### Entries shown

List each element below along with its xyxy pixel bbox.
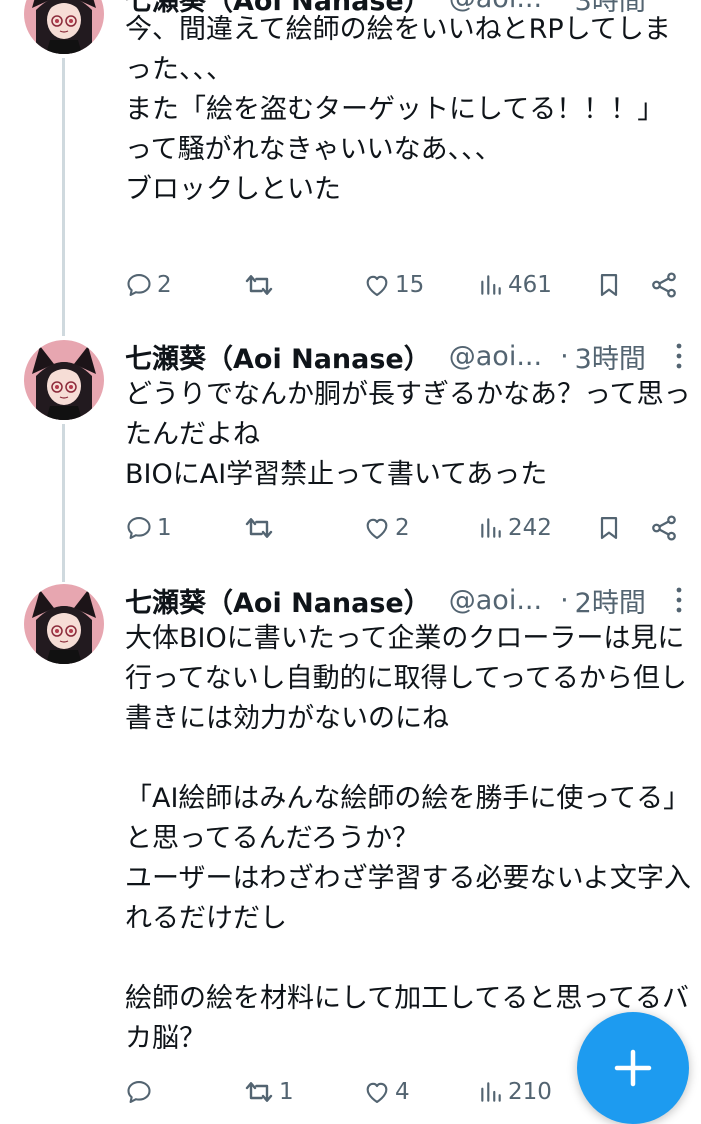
reply-count: 1 xyxy=(157,515,172,541)
views-icon xyxy=(481,518,501,538)
views-icon xyxy=(481,1082,501,1102)
avatar[interactable] xyxy=(24,0,104,54)
reply-button[interactable] xyxy=(125,1072,157,1112)
more-button[interactable] xyxy=(671,584,687,616)
like-button[interactable]: 4 xyxy=(363,1072,410,1112)
more-icon xyxy=(676,343,682,369)
bookmark-button[interactable] xyxy=(595,265,623,305)
share-button[interactable] xyxy=(649,265,679,305)
tweet-header: 七瀬葵（Aoi Nanase） @aoi... · 2時間 xyxy=(125,580,687,620)
heart-icon xyxy=(366,275,388,296)
avatar[interactable] xyxy=(24,584,104,664)
views-button[interactable]: 242 xyxy=(478,508,552,548)
handle[interactable]: @aoi... xyxy=(449,341,542,372)
display-name[interactable]: 七瀬葵（Aoi Nanase） xyxy=(125,337,431,376)
like-count: 15 xyxy=(395,272,425,298)
share-button[interactable] xyxy=(649,508,679,548)
reply-count: 2 xyxy=(157,272,172,298)
like-count: 2 xyxy=(395,515,410,541)
tweet-actions: 1 2 242 xyxy=(125,508,681,548)
tweet[interactable]: 七瀬葵（Aoi Nanase） @aoi... · 3時間 どうりでなんか胴が長… xyxy=(0,336,701,572)
view-count: 242 xyxy=(508,515,552,541)
tweet-text: どうりでなんか胴が長すぎるかなあ？って思ったんだよね BIOにAI学習禁止って書… xyxy=(125,379,691,490)
reply-icon xyxy=(127,517,151,539)
share-icon xyxy=(652,272,676,298)
retweet-button[interactable] xyxy=(243,508,279,548)
like-button[interactable]: 15 xyxy=(363,265,424,305)
reply-button[interactable]: 2 xyxy=(125,265,172,305)
handle[interactable]: @aoi... xyxy=(449,585,542,616)
reply-button[interactable]: 1 xyxy=(125,508,172,548)
tweet-text: 大体BIOに書いたって企業のクローラーは見に行ってないし自動的に取得してってるか… xyxy=(125,623,691,1054)
plus-icon xyxy=(614,1049,652,1087)
tweet-actions: 2 15 461 xyxy=(125,265,681,305)
retweet-icon xyxy=(245,518,273,538)
share-icon xyxy=(652,515,676,541)
separator-dot: · xyxy=(560,340,569,372)
views-button[interactable]: 461 xyxy=(478,265,552,305)
retweet-icon xyxy=(245,1082,273,1102)
bookmark-icon xyxy=(600,516,618,540)
compose-button[interactable] xyxy=(577,1012,689,1124)
like-button[interactable]: 2 xyxy=(363,508,410,548)
like-count: 4 xyxy=(395,1079,410,1105)
bookmark-button[interactable] xyxy=(595,508,623,548)
tweet[interactable]: 七瀬葵（Aoi Nanase） @aoi... · 3時間 今、間違えて絵師の絵… xyxy=(0,0,701,330)
views-button[interactable]: 210 xyxy=(478,1072,552,1112)
reply-icon xyxy=(127,274,151,296)
tweet-header: 七瀬葵（Aoi Nanase） @aoi... · 3時間 xyxy=(125,336,687,376)
timestamp[interactable]: 3時間 xyxy=(575,337,646,376)
views-icon xyxy=(481,275,501,295)
avatar[interactable] xyxy=(24,340,104,420)
heart-icon xyxy=(366,1082,388,1103)
heart-icon xyxy=(366,518,388,539)
retweet-count: 1 xyxy=(279,1079,294,1105)
separator-dot: · xyxy=(560,584,569,616)
view-count: 210 xyxy=(508,1079,552,1105)
retweet-button[interactable]: 1 xyxy=(243,1072,294,1112)
bookmark-icon xyxy=(600,273,618,297)
timestamp[interactable]: 2時間 xyxy=(575,581,646,620)
display-name[interactable]: 七瀬葵（Aoi Nanase） xyxy=(125,581,431,620)
more-icon xyxy=(676,587,682,613)
tweet-text: 今、間違えて絵師の絵をいいねとRPしてしまった、、、 また「絵を盗むターゲットに… xyxy=(125,14,671,205)
retweet-icon xyxy=(245,275,273,295)
more-button[interactable] xyxy=(671,340,687,372)
view-count: 461 xyxy=(508,272,552,298)
retweet-button[interactable] xyxy=(243,265,279,305)
reply-icon xyxy=(127,1081,151,1103)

######

§ Task details
Reproduce every item above line for line without changes, omitting the pictures.

§ Right answer
List each element below along with its xyxy pixel bbox.
reply-count: 1 xyxy=(157,515,172,541)
views-icon xyxy=(481,518,501,538)
views-icon xyxy=(481,1082,501,1102)
avatar[interactable] xyxy=(24,0,104,54)
reply-button[interactable] xyxy=(125,1072,157,1112)
more-button[interactable] xyxy=(671,584,687,616)
like-button[interactable]: 4 xyxy=(363,1072,410,1112)
more-icon xyxy=(676,343,682,369)
bookmark-button[interactable] xyxy=(595,265,623,305)
share-button[interactable] xyxy=(649,265,679,305)
tweet-header: 七瀬葵（Aoi Nanase） @aoi... · 2時間 xyxy=(125,580,687,620)
heart-icon xyxy=(366,275,388,296)
avatar[interactable] xyxy=(24,584,104,664)
views-button[interactable]: 242 xyxy=(478,508,552,548)
handle[interactable]: @aoi... xyxy=(449,341,542,372)
display-name[interactable]: 七瀬葵（Aoi Nanase） xyxy=(125,337,431,376)
like-count: 15 xyxy=(395,272,425,298)
share-button[interactable] xyxy=(649,508,679,548)
reply-count: 2 xyxy=(157,272,172,298)
like-count: 2 xyxy=(395,515,410,541)
tweet-actions: 1 2 242 xyxy=(125,508,681,548)
tweet[interactable]: 七瀬葵（Aoi Nanase） @aoi... · 3時間 どうりでなんか胴が長… xyxy=(0,336,701,572)
view-count: 242 xyxy=(508,515,552,541)
tweet-text: どうりでなんか胴が長すぎるかなあ？って思ったんだよね BIOにAI学習禁止って書… xyxy=(125,379,691,490)
reply-icon xyxy=(127,517,151,539)
share-icon xyxy=(652,272,676,298)
retweet-button[interactable] xyxy=(243,508,279,548)
like-button[interactable]: 15 xyxy=(363,265,424,305)
reply-button[interactable]: 2 xyxy=(125,265,172,305)
handle[interactable]: @aoi... xyxy=(449,585,542,616)
reply-button[interactable]: 1 xyxy=(125,508,172,548)
tweet-text: 大体BIOに書いたって企業のクローラーは見に行ってないし自動的に取得してってるか… xyxy=(125,623,691,1054)
plus-icon xyxy=(614,1049,652,1087)
tweet-actions: 2 15 461 xyxy=(125,265,681,305)
retweet-icon xyxy=(245,518,273,538)
share-icon xyxy=(652,515,676,541)
separator-dot: · xyxy=(560,340,569,372)
views-button[interactable]: 461 xyxy=(478,265,552,305)
retweet-icon xyxy=(245,1082,273,1102)
bookmark-icon xyxy=(600,516,618,540)
compose-button[interactable] xyxy=(577,1012,689,1124)
like-button[interactable]: 2 xyxy=(363,508,410,548)
like-count: 4 xyxy=(395,1079,410,1105)
bookmark-button[interactable] xyxy=(595,508,623,548)
tweet[interactable]: 七瀬葵（Aoi Nanase） @aoi... · 3時間 今、間違えて絵師の絵… xyxy=(0,0,701,330)
views-button[interactable]: 210 xyxy=(478,1072,552,1112)
reply-icon xyxy=(127,274,151,296)
tweet-header: 七瀬葵（Aoi Nanase） @aoi... · 3時間 xyxy=(125,336,687,376)
timestamp[interactable]: 3時間 xyxy=(575,337,646,376)
views-icon xyxy=(481,275,501,295)
avatar[interactable] xyxy=(24,340,104,420)
heart-icon xyxy=(366,1082,388,1103)
heart-icon xyxy=(366,518,388,539)
retweet-count: 1 xyxy=(279,1079,294,1105)
separator-dot: · xyxy=(560,584,569,616)
view-count: 210 xyxy=(508,1079,552,1105)
retweet-button[interactable]: 1 xyxy=(243,1072,294,1112)
bookmark-icon xyxy=(600,273,618,297)
timestamp[interactable]: 2時間 xyxy=(575,581,646,620)
display-name[interactable]: 七瀬葵（Aoi Nanase） xyxy=(125,581,431,620)
more-icon xyxy=(676,587,682,613)
tweet-text: 今、間違えて絵師の絵をいいねとRPしてしまった、、、 また「絵を盗むターゲットに… xyxy=(125,14,671,205)
retweet-icon xyxy=(245,275,273,295)
more-button[interactable] xyxy=(671,340,687,372)
view-count: 461 xyxy=(508,272,552,298)
retweet-button[interactable] xyxy=(243,265,279,305)
reply-icon xyxy=(127,1081,151,1103)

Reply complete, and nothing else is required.